• [Short task 1]
In the weekly market review, turn the paragraph beginning "Among sectors" into a brief list that keeps each index and its change.

The benchmark indices rose more than 1 percent in the week ended August 5 and also continued the winning streak for third straight week. Except Monday, the market remained highly volatile. While the market went bullish on monthly auto sales numbers, earnings from India Inc, and return of foreign investors into equities, geopolitical tension and anticipation over RBI monetary policy review countered the spikes.
For the week, the BSE Sensex added 817.68 points (1.42 percent) to end at 58,387.93, while the Nifty50 rose 239.25 points (1.39 percent) to close at 17,397.5 levels.
Among sectors, BSE Information Technology rose 3 percent, BSE Power index added 2.87 percent and BSE Auto index added 2.22 percent. However, BSE Realty index shed 3 percent.
In the last week, the Midcap index rose 1.7 percent, Smallcap index added 2 percent and Largecap index rose 1.4 percent
“Our market started the session with a decent bump up on Monday, carrying last week’s strong optimism. Globally, things continued on a brighter side and that was providing the much-needed impetus to the rally across the globe. As the week progressed, we extended our gains towards yet another psychological junction of 17,500. However, if we dive deep into it, we can realise, this week’s up move (barring Monday) was not as smooth as the previous one,” said Sameet Chavan, Chief Analyst-Technical and Derivatives, Angel One.
“We did observe some profit booking at higher levels and in fact, on Thursday, the profit booking was severe at one point. But fortunately, all these intraday declines were successfully getting bought into. Eventually, the benchmark index ended the session at 17400 by adding more than a percent to the previous week’s close.”

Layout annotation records
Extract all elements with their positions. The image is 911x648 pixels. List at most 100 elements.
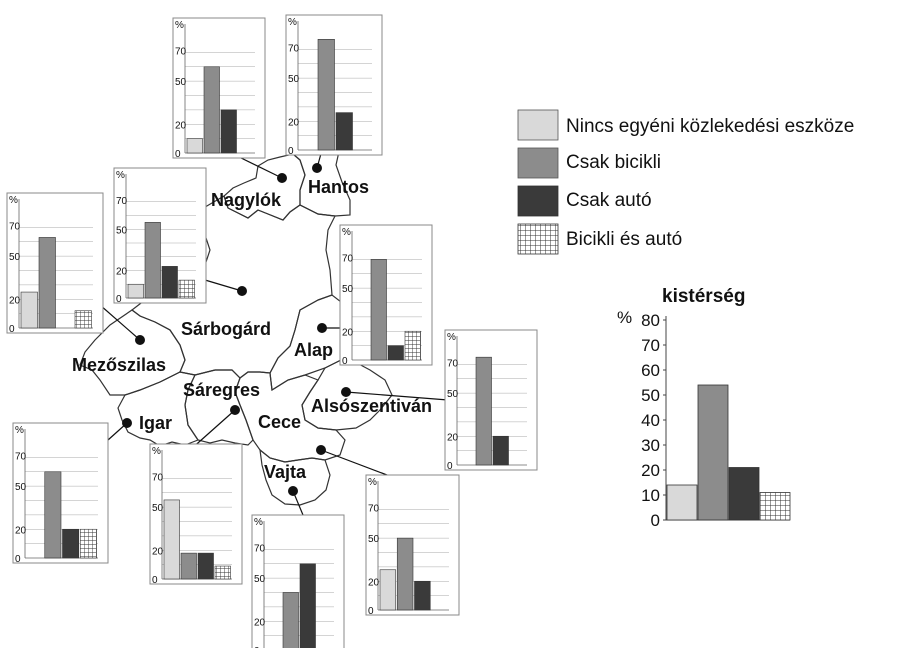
y-tick-label: 20 [15, 525, 27, 536]
y-tick-label: 50 [254, 574, 266, 585]
y-unit: % [447, 332, 456, 343]
dot-sarbogard [237, 286, 247, 296]
bar-auto [62, 528, 80, 559]
y-tick-label: 20 [254, 617, 266, 628]
bar-nincs [20, 291, 38, 329]
bar-auto [220, 109, 237, 154]
y-unit: % [9, 195, 18, 206]
y-tick-label: 50 [175, 77, 187, 88]
y-tick-label: 50 [152, 503, 164, 514]
place-label: Hantos [308, 177, 369, 197]
y-tick-label: 20 [368, 577, 380, 588]
bar-auto [387, 345, 404, 361]
y-tick-label: 0 [116, 294, 122, 305]
mini-chart: % 0 20 50 70 [444, 329, 538, 472]
y-tick-label: 50 [641, 386, 660, 405]
y-unit: % [175, 20, 184, 31]
legend-swatch-mindketto [517, 223, 559, 255]
legend-label: Csak bicikli [566, 152, 661, 173]
mini-chart: % 0 20 50 70 [6, 192, 104, 335]
chart-title: kistérség [662, 286, 745, 307]
region-cece [234, 371, 346, 463]
y-unit: % [254, 517, 263, 528]
bar-nincs [127, 283, 144, 299]
bar-mindketto [79, 528, 97, 559]
mini-chart: % 0 20 50 70 [12, 422, 109, 565]
y-tick-label: 20 [152, 546, 164, 557]
y-unit: % [617, 308, 632, 327]
legend-label: Bicikli és autó [566, 229, 682, 250]
dot-mezoszilas [135, 335, 145, 345]
y-tick-label: 60 [641, 361, 660, 380]
y-tick-label: 30 [641, 436, 660, 455]
bar-mindketto [178, 279, 195, 299]
bar-auto [728, 467, 760, 521]
mini-chart: % 0 20 50 70 [285, 14, 383, 157]
dot-igar [122, 418, 132, 428]
y-tick-label: 70 [288, 43, 300, 54]
y-tick-label: 0 [254, 646, 260, 648]
y-tick-label: 20 [175, 120, 187, 131]
bar-bicikli [180, 552, 197, 580]
legend: Nincs egyéni közlekedési eszköze Csak bi… [517, 109, 854, 255]
y-tick-label: 40 [641, 411, 660, 430]
y-tick-label: 0 [342, 356, 348, 367]
y-tick-label: 50 [288, 74, 300, 85]
y-tick-label: 70 [447, 358, 459, 369]
y-unit: % [152, 446, 161, 457]
y-tick-label: 70 [15, 451, 27, 462]
dot-cece [316, 445, 326, 455]
bar-auto [414, 580, 431, 611]
y-unit: % [116, 170, 125, 181]
dot-hantos [312, 163, 322, 173]
y-tick-label: 70 [175, 46, 187, 57]
y-tick-label: 0 [288, 146, 294, 157]
y-tick-label: 50 [368, 534, 380, 545]
dot-nagylok [277, 173, 287, 183]
legend-label: Csak autó [566, 190, 652, 211]
kisterseg-chart: kistérség % 0 10 20 30 40 50 60 70 80 [617, 286, 791, 530]
y-tick-label: 20 [342, 327, 354, 338]
place-label: Alap [294, 340, 333, 360]
region-igar [117, 371, 199, 447]
bar-bicikli [697, 384, 729, 521]
y-tick-label: 70 [9, 221, 21, 232]
y-tick-label: 20 [447, 432, 459, 443]
y-tick-label: 20 [288, 117, 300, 128]
bar-nincs [186, 138, 203, 154]
bar-auto [299, 563, 316, 648]
bar-mindketto [759, 492, 791, 521]
y-tick-label: 0 [15, 554, 21, 565]
place-label: Igar [139, 413, 172, 433]
y-tick-label: 50 [116, 225, 128, 236]
y-tick-label: 20 [116, 267, 128, 278]
y-tick-label: 0 [368, 606, 374, 617]
y-tick-label: 70 [342, 253, 354, 264]
dot-alap [317, 323, 327, 333]
place-label: Alsószentiván [311, 396, 432, 416]
bar-auto [492, 435, 509, 466]
y-tick-label: 70 [641, 336, 660, 355]
place-label: Nagylók [211, 190, 282, 210]
y-unit: % [368, 477, 377, 488]
bar-bicikli [317, 39, 335, 151]
y-tick-label: 70 [152, 472, 164, 483]
y-unit: % [15, 425, 24, 436]
legend-swatch-bicikli [517, 147, 559, 179]
bar-nincs [163, 499, 180, 580]
y-tick-label: 0 [152, 575, 158, 586]
y-tick-label: 70 [368, 503, 380, 514]
bar-bicikli [370, 259, 387, 361]
y-tick-label: 80 [641, 311, 660, 330]
y-tick-label: 50 [447, 389, 459, 400]
y-tick-label: 50 [342, 284, 354, 295]
bar-bicikli [203, 66, 220, 154]
bar-mindketto [74, 310, 92, 329]
place-label: Vajta [264, 462, 307, 482]
y-unit: % [342, 227, 351, 238]
legend-label: Nincs egyéni közlekedési eszköze [566, 116, 854, 137]
bar-auto [197, 552, 214, 580]
place-label: Sáregres [183, 380, 260, 400]
y-tick-label: 0 [9, 324, 15, 335]
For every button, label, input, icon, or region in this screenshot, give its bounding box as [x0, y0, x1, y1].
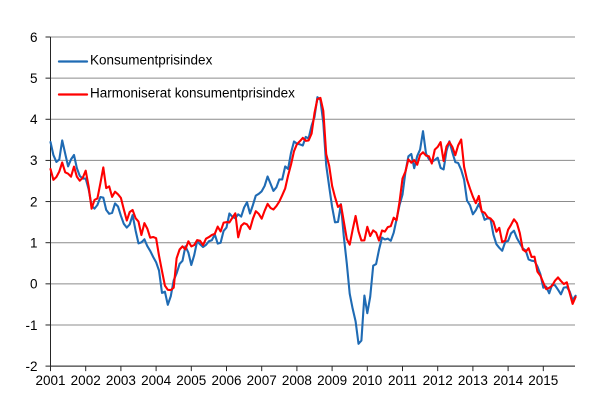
- svg-text:2014: 2014: [493, 373, 524, 388]
- svg-text:4: 4: [30, 112, 38, 127]
- svg-text:0: 0: [30, 277, 38, 292]
- svg-text:2010: 2010: [352, 373, 382, 388]
- svg-text:Konsumentprisindex: Konsumentprisindex: [90, 53, 213, 68]
- svg-text:2015: 2015: [528, 373, 558, 388]
- svg-text:6: 6: [30, 30, 38, 45]
- svg-text:2005: 2005: [176, 373, 206, 388]
- svg-text:2008: 2008: [282, 373, 312, 388]
- svg-text:2: 2: [30, 194, 38, 209]
- svg-text:-2: -2: [25, 359, 37, 374]
- svg-text:2001: 2001: [35, 373, 65, 388]
- svg-text:2007: 2007: [247, 373, 277, 388]
- svg-text:2002: 2002: [71, 373, 101, 388]
- svg-text:2006: 2006: [211, 373, 241, 388]
- svg-text:1: 1: [30, 236, 38, 251]
- svg-text:2011: 2011: [388, 373, 417, 388]
- svg-text:2012: 2012: [423, 373, 453, 388]
- svg-text:5: 5: [30, 71, 38, 86]
- svg-text:3: 3: [30, 153, 38, 168]
- svg-text:-1: -1: [25, 318, 37, 333]
- svg-text:2004: 2004: [141, 373, 172, 388]
- svg-text:2013: 2013: [458, 373, 488, 388]
- svg-text:2009: 2009: [317, 373, 347, 388]
- svg-text:Harmoniserat konsumentprisinde: Harmoniserat konsumentprisindex: [90, 86, 295, 101]
- svg-text:2003: 2003: [106, 373, 136, 388]
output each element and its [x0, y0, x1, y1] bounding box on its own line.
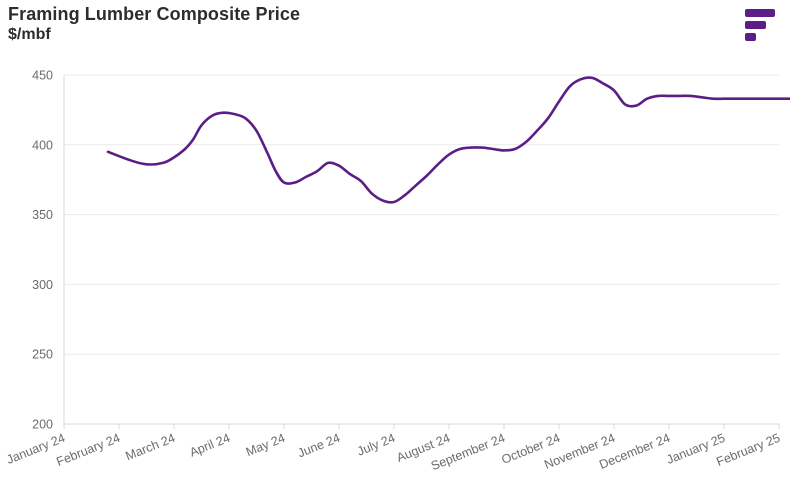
x-tick-label: April 24 [188, 431, 233, 460]
series-layer [106, 76, 790, 204]
x-tick-label: July 24 [355, 431, 397, 459]
x-tick-label: March 24 [124, 431, 178, 464]
chart-unit-label: $/mbf [8, 25, 51, 43]
chart-title: Framing Lumber Composite Price [8, 4, 301, 24]
y-tick-label: 350 [32, 208, 53, 222]
grid-lines [64, 74, 779, 355]
x-tick-label: February 25 [714, 431, 782, 469]
y-tick-label: 300 [32, 278, 53, 292]
chart-header: Framing Lumber Composite Price $/mbf [8, 4, 300, 44]
y-tick-label: 250 [32, 348, 53, 362]
y-axis-tick-labels: 200 250 300 350 400 450 [32, 69, 53, 432]
y-tick-label: 200 [32, 418, 53, 432]
x-tick-label: February 24 [54, 431, 122, 469]
brand-logo-icon [745, 9, 775, 41]
y-tick-label: 400 [32, 138, 53, 152]
axes [63, 75, 780, 429]
y-tick-label: 450 [32, 69, 53, 83]
series-line-0 [106, 76, 790, 204]
x-tick-label: June 24 [296, 431, 343, 461]
x-tick-label: May 24 [244, 431, 287, 459]
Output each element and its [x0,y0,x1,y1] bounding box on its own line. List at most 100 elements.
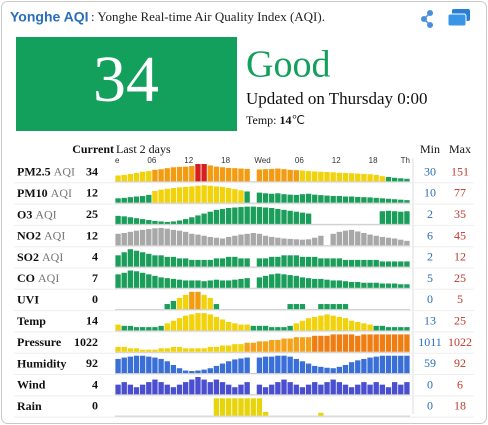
history-bar [195,280,201,288]
history-bar [262,275,269,288]
temp-value: 14 [280,113,292,127]
min-value: 0 [427,377,433,391]
history-bar [213,166,220,182]
history-bar [391,261,398,267]
history-bar [121,382,127,395]
history-bar [324,382,330,395]
history-bar [293,384,299,395]
history-bar [256,192,263,203]
history-bar [164,221,170,224]
history-bar [318,195,324,203]
history-bar [293,275,299,288]
window-icon[interactable] [447,9,470,27]
history-bar [250,206,256,224]
history-bar [305,278,312,288]
history-bar [152,191,158,203]
row-unit: AQI [54,164,75,178]
history-bar [170,320,177,331]
history-bar [207,382,213,395]
row-label: Wind [17,377,46,391]
history-bar [164,256,170,267]
history-bar [219,208,226,224]
history-bar [404,327,410,331]
history-bar [213,258,220,267]
history-bar [355,360,361,373]
history-bar [367,324,373,331]
row-unit: AQI [42,250,63,264]
history-bar [379,236,386,246]
history-bar [398,327,404,331]
history-bar [336,231,342,246]
row-label: SO2 [17,250,39,264]
history-bar [404,200,410,203]
history-bar [256,169,263,182]
history-bar [330,334,336,352]
history-bar [232,398,238,416]
col-max: Max [449,142,471,156]
time-label: 12 [332,156,341,165]
row-unit: AQI [38,271,59,285]
history-bar [213,398,220,416]
history-bar [238,258,244,267]
history-bar [336,280,342,288]
history-bar [269,193,275,203]
min-value: 59 [424,356,436,370]
history-bar [262,258,269,267]
history-bar [385,334,392,352]
history-bar [336,334,342,352]
current-value: 14 [86,314,98,328]
history-bar [385,261,392,267]
history-bar [281,274,287,288]
history-bar [158,277,164,288]
history-bar [262,387,269,395]
history-bar [176,297,183,310]
history-bar [232,168,238,182]
history-bar [152,255,158,267]
history-bar [133,196,140,203]
history-bar [305,171,312,182]
history-bar [367,197,373,203]
time-label: e [115,156,120,165]
history-bar [373,325,379,331]
history-bar [262,341,269,352]
history-bar [244,206,250,224]
history-bar [398,199,404,203]
history-bar [367,234,373,246]
history-bar [213,346,220,352]
history-bar [318,384,324,395]
history-bar [262,235,269,246]
history-bar [287,275,293,288]
history-bar [379,334,386,352]
history-bar [158,255,164,267]
current-value: 0 [92,292,98,306]
history-bar [189,379,195,395]
share-icon[interactable] [421,10,433,28]
history-bar [158,189,164,203]
history-bar [299,337,306,352]
history-bar [244,233,250,246]
row-label: Pressure [17,335,62,349]
widget-title[interactable]: Yonghe AQI [10,9,89,25]
history-bar [336,258,342,267]
history-bar [275,256,281,267]
history-bar [127,197,134,203]
history-bar [324,304,330,310]
history-bar [275,382,281,395]
history-bar [133,250,140,267]
current-value: 34 [86,164,98,178]
history-bar [262,169,269,182]
history-bar [127,231,134,246]
max-value: 45 [454,228,466,242]
history-bar [127,249,134,267]
history-bar [207,346,213,352]
history-bar [385,327,392,331]
history-bar [391,177,398,182]
history-bar [275,355,281,373]
history-bar [176,346,183,352]
history-bar [207,236,213,246]
current-value: 0 [92,399,98,413]
history-bar [195,313,201,331]
min-value: 30 [424,164,436,178]
history-bar [201,235,207,246]
history-bar [269,384,275,395]
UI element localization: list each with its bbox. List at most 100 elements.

• [Short task 2]
In the listing, switch "Konsumentprisindex" to "KPI" in the lines from the line with "- svg-text:2014: 2014: [493, 373, 524, 388]" to the line with "53, 213, 68]", and return those lines with nothing else changed.

• [Response 1]
- BSE Information Technology: up 3 percent
- BSE Power index: up 2.87 percent
- BSE Auto index: up 2.22 percent
- BSE Realty index: down 3 percent

• [Response 2]
- svg-text:2014: 2014: [493, 373, 524, 388]
- svg-text:4: 4: [30, 112, 38, 127]
- svg-text:0: 0: [30, 277, 38, 292]
- svg-text:2010: 2010: [352, 373, 382, 388]
- svg-text:KPI: KPI: [90, 53, 213, 68]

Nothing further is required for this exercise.